▸ EXERCISE REQUIREMENTS:
Every line below that includes "JSON" counts toward the total. Report that total alone.

BEGIN RECORD LIST

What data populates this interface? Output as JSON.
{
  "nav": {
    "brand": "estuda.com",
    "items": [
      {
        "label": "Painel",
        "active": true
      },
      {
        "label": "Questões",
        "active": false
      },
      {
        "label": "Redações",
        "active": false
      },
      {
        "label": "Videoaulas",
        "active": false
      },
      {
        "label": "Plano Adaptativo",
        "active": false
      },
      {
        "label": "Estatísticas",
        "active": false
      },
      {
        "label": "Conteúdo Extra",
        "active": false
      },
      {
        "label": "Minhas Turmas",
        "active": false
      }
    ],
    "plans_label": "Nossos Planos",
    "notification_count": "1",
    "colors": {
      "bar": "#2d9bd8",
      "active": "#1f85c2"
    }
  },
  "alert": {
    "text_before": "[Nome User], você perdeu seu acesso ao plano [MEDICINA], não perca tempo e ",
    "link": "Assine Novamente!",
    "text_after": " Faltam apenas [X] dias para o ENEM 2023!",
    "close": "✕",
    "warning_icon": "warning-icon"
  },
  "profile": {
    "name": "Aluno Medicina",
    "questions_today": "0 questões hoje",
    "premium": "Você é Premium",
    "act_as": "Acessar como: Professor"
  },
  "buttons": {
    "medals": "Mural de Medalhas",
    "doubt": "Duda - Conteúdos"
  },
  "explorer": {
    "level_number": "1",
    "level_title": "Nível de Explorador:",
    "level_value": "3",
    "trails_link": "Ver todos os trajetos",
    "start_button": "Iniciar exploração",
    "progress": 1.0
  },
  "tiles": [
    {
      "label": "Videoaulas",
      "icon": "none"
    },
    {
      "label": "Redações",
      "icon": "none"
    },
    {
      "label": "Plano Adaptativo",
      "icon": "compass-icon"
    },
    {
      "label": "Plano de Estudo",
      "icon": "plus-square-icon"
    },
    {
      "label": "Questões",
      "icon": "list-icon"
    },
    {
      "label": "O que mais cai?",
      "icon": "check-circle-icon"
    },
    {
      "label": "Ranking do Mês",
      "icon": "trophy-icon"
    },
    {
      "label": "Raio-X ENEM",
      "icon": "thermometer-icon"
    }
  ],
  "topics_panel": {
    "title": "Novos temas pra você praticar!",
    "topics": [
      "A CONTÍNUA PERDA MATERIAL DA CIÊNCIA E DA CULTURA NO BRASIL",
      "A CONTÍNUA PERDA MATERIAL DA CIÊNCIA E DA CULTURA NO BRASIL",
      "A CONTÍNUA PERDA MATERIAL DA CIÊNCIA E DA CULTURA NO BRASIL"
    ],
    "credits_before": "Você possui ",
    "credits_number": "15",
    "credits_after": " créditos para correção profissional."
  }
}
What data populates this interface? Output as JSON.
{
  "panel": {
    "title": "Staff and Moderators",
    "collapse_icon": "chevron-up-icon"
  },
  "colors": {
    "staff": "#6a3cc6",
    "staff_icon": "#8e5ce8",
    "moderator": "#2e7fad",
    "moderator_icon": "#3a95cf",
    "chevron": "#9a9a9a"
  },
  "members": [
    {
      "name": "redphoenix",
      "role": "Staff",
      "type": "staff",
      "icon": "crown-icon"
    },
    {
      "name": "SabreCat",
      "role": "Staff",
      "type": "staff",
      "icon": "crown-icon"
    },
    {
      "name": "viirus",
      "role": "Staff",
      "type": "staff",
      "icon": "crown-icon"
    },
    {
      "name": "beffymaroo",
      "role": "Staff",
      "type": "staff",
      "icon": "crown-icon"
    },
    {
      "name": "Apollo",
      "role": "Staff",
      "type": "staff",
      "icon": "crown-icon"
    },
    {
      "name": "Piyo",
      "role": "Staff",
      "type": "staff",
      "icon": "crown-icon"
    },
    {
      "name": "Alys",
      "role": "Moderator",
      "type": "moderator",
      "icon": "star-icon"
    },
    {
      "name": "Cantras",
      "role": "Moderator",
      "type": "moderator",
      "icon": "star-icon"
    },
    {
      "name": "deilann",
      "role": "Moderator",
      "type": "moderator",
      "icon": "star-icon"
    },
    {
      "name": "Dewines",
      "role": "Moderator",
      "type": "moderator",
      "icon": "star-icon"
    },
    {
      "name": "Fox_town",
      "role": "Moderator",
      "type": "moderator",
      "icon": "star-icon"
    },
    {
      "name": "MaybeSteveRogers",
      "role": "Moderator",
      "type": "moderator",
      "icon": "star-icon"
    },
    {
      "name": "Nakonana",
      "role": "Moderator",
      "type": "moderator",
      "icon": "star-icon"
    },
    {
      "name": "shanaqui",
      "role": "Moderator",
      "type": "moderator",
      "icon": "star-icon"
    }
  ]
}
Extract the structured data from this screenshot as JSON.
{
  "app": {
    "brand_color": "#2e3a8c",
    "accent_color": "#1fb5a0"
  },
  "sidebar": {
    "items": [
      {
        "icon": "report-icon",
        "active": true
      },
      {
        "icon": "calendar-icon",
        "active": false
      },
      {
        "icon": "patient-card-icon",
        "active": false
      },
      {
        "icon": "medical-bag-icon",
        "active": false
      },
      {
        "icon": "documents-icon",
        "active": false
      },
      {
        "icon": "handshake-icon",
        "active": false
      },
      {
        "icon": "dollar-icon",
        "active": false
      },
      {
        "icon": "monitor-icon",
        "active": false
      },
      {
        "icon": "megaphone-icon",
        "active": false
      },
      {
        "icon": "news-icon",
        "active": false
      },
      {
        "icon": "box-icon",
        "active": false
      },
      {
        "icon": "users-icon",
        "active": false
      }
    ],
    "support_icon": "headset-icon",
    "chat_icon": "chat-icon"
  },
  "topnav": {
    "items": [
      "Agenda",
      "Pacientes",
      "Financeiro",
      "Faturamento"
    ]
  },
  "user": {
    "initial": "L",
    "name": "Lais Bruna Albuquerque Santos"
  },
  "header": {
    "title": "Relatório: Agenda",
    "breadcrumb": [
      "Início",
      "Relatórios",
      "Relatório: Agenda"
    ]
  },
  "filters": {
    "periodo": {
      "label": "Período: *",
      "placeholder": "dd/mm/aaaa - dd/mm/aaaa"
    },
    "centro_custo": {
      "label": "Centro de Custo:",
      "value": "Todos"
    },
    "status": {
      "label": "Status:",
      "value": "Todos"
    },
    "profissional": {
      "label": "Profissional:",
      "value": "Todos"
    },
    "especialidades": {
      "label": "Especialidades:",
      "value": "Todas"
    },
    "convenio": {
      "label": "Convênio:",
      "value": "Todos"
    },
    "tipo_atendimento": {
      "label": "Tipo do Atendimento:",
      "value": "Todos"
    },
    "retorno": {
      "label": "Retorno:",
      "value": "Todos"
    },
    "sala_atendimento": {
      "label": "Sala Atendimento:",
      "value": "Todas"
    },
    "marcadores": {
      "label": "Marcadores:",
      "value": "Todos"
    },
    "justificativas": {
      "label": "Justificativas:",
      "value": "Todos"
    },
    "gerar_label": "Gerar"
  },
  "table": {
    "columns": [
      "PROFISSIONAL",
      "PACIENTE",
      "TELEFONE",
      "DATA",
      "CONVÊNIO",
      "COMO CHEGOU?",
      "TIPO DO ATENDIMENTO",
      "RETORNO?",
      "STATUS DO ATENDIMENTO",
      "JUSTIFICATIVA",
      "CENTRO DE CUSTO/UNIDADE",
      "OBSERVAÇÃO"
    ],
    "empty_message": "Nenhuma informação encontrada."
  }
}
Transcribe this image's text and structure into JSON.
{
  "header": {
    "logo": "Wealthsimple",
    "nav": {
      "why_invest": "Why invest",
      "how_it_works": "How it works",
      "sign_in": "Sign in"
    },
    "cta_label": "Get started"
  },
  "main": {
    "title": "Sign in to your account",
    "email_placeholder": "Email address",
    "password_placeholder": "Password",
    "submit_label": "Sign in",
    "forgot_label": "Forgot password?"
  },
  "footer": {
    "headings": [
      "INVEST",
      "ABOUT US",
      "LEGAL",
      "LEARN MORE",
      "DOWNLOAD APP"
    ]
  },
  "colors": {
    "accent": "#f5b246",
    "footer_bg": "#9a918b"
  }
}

END RECORD LIST

▸ THE RESULT:
4